Stored data:
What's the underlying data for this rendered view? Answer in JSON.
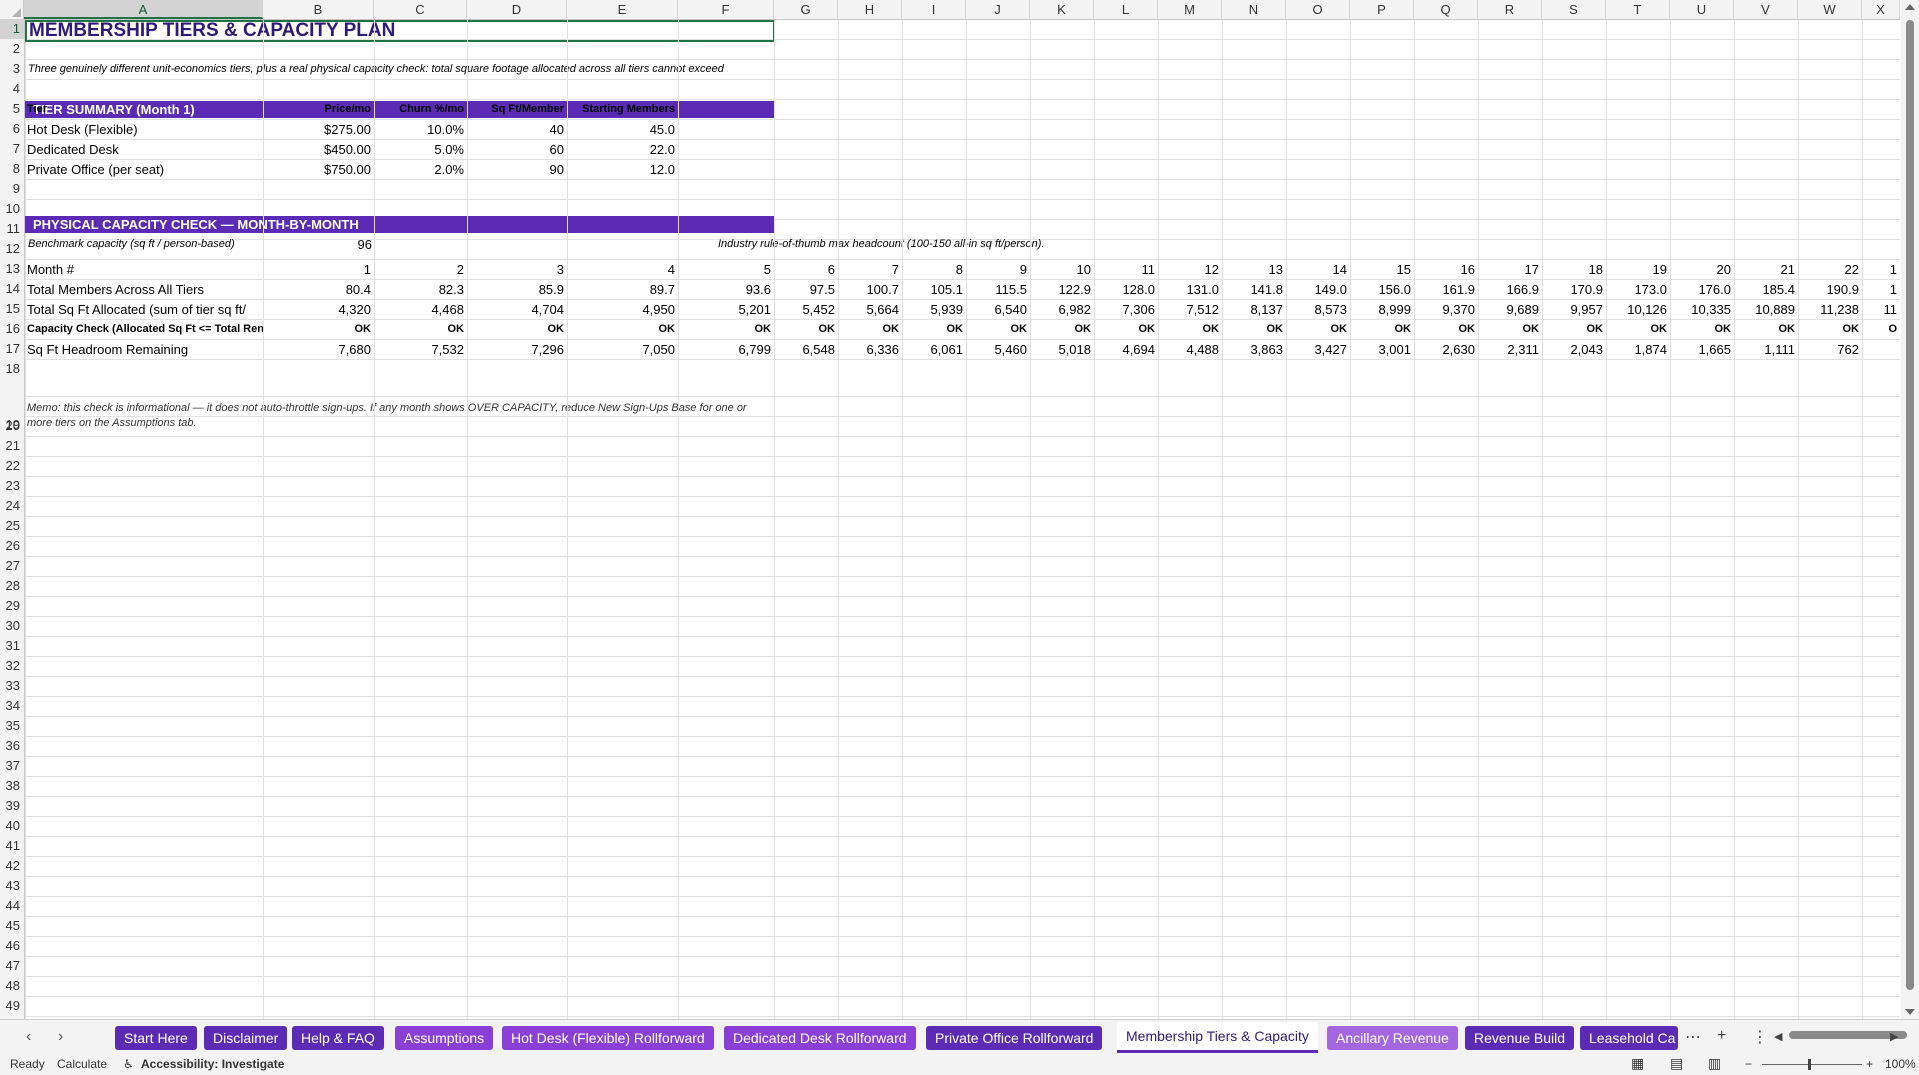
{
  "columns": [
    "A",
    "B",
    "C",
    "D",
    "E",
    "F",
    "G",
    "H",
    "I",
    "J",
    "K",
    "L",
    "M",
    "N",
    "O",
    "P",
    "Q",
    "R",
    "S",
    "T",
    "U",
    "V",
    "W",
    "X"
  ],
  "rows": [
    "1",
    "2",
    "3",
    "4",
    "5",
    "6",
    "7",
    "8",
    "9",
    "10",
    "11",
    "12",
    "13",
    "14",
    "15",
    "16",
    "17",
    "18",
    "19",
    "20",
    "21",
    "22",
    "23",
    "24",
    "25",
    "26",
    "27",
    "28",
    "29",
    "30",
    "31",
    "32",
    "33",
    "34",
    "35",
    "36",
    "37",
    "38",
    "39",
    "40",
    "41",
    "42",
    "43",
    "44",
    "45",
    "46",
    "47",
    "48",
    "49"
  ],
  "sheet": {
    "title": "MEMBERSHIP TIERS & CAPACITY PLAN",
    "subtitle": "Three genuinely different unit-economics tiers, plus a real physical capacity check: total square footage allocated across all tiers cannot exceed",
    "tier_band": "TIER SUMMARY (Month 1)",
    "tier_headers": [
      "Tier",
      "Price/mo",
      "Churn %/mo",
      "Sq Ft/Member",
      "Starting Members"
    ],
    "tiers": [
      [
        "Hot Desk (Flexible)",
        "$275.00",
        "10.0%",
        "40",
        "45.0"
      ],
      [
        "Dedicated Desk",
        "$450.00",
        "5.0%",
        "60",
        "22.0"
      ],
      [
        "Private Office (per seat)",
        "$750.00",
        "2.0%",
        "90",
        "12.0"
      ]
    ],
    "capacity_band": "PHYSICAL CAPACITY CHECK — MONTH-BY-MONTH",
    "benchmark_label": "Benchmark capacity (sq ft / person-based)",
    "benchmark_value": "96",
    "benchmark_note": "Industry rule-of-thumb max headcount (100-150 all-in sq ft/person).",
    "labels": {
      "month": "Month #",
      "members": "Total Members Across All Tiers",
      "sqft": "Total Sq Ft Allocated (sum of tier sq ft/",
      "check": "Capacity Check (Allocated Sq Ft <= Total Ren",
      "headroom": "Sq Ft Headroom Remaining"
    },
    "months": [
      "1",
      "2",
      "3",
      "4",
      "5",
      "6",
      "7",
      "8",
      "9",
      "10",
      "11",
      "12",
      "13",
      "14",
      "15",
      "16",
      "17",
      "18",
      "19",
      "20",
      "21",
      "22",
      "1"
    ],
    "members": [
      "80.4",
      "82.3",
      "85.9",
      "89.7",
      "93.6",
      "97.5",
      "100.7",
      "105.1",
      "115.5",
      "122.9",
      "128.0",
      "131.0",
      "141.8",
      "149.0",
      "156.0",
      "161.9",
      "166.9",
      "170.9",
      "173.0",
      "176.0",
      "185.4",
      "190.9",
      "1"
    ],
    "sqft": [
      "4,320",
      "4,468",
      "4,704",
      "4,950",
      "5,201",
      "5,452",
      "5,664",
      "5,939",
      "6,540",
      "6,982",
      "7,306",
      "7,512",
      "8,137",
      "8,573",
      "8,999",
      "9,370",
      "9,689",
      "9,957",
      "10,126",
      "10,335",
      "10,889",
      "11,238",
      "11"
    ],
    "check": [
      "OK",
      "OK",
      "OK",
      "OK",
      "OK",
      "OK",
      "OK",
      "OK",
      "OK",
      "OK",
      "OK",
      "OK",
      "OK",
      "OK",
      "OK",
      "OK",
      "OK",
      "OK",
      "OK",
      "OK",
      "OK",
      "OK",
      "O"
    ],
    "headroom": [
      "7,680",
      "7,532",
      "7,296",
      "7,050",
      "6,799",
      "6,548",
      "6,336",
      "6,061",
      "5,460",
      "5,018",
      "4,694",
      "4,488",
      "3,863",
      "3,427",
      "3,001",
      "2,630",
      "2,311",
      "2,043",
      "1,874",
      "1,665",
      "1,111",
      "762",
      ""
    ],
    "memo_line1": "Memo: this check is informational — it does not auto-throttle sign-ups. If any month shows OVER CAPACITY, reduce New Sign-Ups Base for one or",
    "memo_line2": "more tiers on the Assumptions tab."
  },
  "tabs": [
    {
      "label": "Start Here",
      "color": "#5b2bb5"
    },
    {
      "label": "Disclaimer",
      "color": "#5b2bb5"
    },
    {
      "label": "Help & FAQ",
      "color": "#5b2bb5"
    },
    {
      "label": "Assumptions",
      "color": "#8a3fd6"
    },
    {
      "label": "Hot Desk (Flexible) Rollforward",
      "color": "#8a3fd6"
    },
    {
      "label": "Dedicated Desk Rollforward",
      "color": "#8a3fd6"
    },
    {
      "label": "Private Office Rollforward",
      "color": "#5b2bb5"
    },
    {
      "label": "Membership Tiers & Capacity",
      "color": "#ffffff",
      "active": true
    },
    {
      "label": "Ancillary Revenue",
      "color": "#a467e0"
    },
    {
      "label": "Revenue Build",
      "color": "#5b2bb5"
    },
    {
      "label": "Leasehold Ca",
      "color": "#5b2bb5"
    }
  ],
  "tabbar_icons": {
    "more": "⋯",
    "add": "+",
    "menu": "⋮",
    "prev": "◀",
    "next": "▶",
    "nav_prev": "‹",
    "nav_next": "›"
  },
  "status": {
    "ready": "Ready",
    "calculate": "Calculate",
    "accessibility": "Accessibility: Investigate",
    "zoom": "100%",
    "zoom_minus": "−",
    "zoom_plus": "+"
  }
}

Task to complete: Set the entries down again exactly. Do not include the images.

Result of the exercise:
What's the underlying data for this rendered view? Answer in JSON.
{
  "columns": [
    "A",
    "B",
    "C",
    "D",
    "E",
    "F",
    "G",
    "H",
    "I",
    "J",
    "K",
    "L",
    "M",
    "N",
    "O",
    "P",
    "Q",
    "R",
    "S",
    "T",
    "U",
    "V",
    "W",
    "X"
  ],
  "rows": [
    "1",
    "2",
    "3",
    "4",
    "5",
    "6",
    "7",
    "8",
    "9",
    "10",
    "11",
    "12",
    "13",
    "14",
    "15",
    "16",
    "17",
    "18",
    "19",
    "20",
    "21",
    "22",
    "23",
    "24",
    "25",
    "26",
    "27",
    "28",
    "29",
    "30",
    "31",
    "32",
    "33",
    "34",
    "35",
    "36",
    "37",
    "38",
    "39",
    "40",
    "41",
    "42",
    "43",
    "44",
    "45",
    "46",
    "47",
    "48",
    "49"
  ],
  "sheet": {
    "title": "MEMBERSHIP TIERS & CAPACITY PLAN",
    "subtitle": "Three genuinely different unit-economics tiers, plus a real physical capacity check: total square footage allocated across all tiers cannot exceed",
    "tier_band": "TIER SUMMARY (Month 1)",
    "tier_headers": [
      "Tier",
      "Price/mo",
      "Churn %/mo",
      "Sq Ft/Member",
      "Starting Members"
    ],
    "tiers": [
      [
        "Hot Desk (Flexible)",
        "$275.00",
        "10.0%",
        "40",
        "45.0"
      ],
      [
        "Dedicated Desk",
        "$450.00",
        "5.0%",
        "60",
        "22.0"
      ],
      [
        "Private Office (per seat)",
        "$750.00",
        "2.0%",
        "90",
        "12.0"
      ]
    ],
    "capacity_band": "PHYSICAL CAPACITY CHECK — MONTH-BY-MONTH",
    "benchmark_label": "Benchmark capacity (sq ft / person-based)",
    "benchmark_value": "96",
    "benchmark_note": "Industry rule-of-thumb max headcount (100-150 all-in sq ft/person).",
    "labels": {
      "month": "Month #",
      "members": "Total Members Across All Tiers",
      "sqft": "Total Sq Ft Allocated (sum of tier sq ft/",
      "check": "Capacity Check (Allocated Sq Ft <= Total Ren",
      "headroom": "Sq Ft Headroom Remaining"
    },
    "months": [
      "1",
      "2",
      "3",
      "4",
      "5",
      "6",
      "7",
      "8",
      "9",
      "10",
      "11",
      "12",
      "13",
      "14",
      "15",
      "16",
      "17",
      "18",
      "19",
      "20",
      "21",
      "22",
      "1"
    ],
    "members": [
      "80.4",
      "82.3",
      "85.9",
      "89.7",
      "93.6",
      "97.5",
      "100.7",
      "105.1",
      "115.5",
      "122.9",
      "128.0",
      "131.0",
      "141.8",
      "149.0",
      "156.0",
      "161.9",
      "166.9",
      "170.9",
      "173.0",
      "176.0",
      "185.4",
      "190.9",
      "1"
    ],
    "sqft": [
      "4,320",
      "4,468",
      "4,704",
      "4,950",
      "5,201",
      "5,452",
      "5,664",
      "5,939",
      "6,540",
      "6,982",
      "7,306",
      "7,512",
      "8,137",
      "8,573",
      "8,999",
      "9,370",
      "9,689",
      "9,957",
      "10,126",
      "10,335",
      "10,889",
      "11,238",
      "11"
    ],
    "check": [
      "OK",
      "OK",
      "OK",
      "OK",
      "OK",
      "OK",
      "OK",
      "OK",
      "OK",
      "OK",
      "OK",
      "OK",
      "OK",
      "OK",
      "OK",
      "OK",
      "OK",
      "OK",
      "OK",
      "OK",
      "OK",
      "OK",
      "O"
    ],
    "headroom": [
      "7,680",
      "7,532",
      "7,296",
      "7,050",
      "6,799",
      "6,548",
      "6,336",
      "6,061",
      "5,460",
      "5,018",
      "4,694",
      "4,488",
      "3,863",
      "3,427",
      "3,001",
      "2,630",
      "2,311",
      "2,043",
      "1,874",
      "1,665",
      "1,111",
      "762",
      ""
    ],
    "memo_line1": "Memo: this check is informational — it does not auto-throttle sign-ups. If any month shows OVER CAPACITY, reduce New Sign-Ups Base for one or",
    "memo_line2": "more tiers on the Assumptions tab."
  },
  "tabs": [
    {
      "label": "Start Here",
      "color": "#5b2bb5"
    },
    {
      "label": "Disclaimer",
      "color": "#5b2bb5"
    },
    {
      "label": "Help & FAQ",
      "color": "#5b2bb5"
    },
    {
      "label": "Assumptions",
      "color": "#8a3fd6"
    },
    {
      "label": "Hot Desk (Flexible) Rollforward",
      "color": "#8a3fd6"
    },
    {
      "label": "Dedicated Desk Rollforward",
      "color": "#8a3fd6"
    },
    {
      "label": "Private Office Rollforward",
      "color": "#5b2bb5"
    },
    {
      "label": "Membership Tiers & Capacity",
      "color": "#ffffff",
      "active": true
    },
    {
      "label": "Ancillary Revenue",
      "color": "#a467e0"
    },
    {
      "label": "Revenue Build",
      "color": "#5b2bb5"
    },
    {
      "label": "Leasehold Ca",
      "color": "#5b2bb5"
    }
  ],
  "tabbar_icons": {
    "more": "⋯",
    "add": "+",
    "menu": "⋮",
    "prev": "◀",
    "next": "▶",
    "nav_prev": "‹",
    "nav_next": "›"
  },
  "status": {
    "ready": "Ready",
    "calculate": "Calculate",
    "accessibility": "Accessibility: Investigate",
    "zoom": "100%",
    "zoom_minus": "−",
    "zoom_plus": "+"
  }
}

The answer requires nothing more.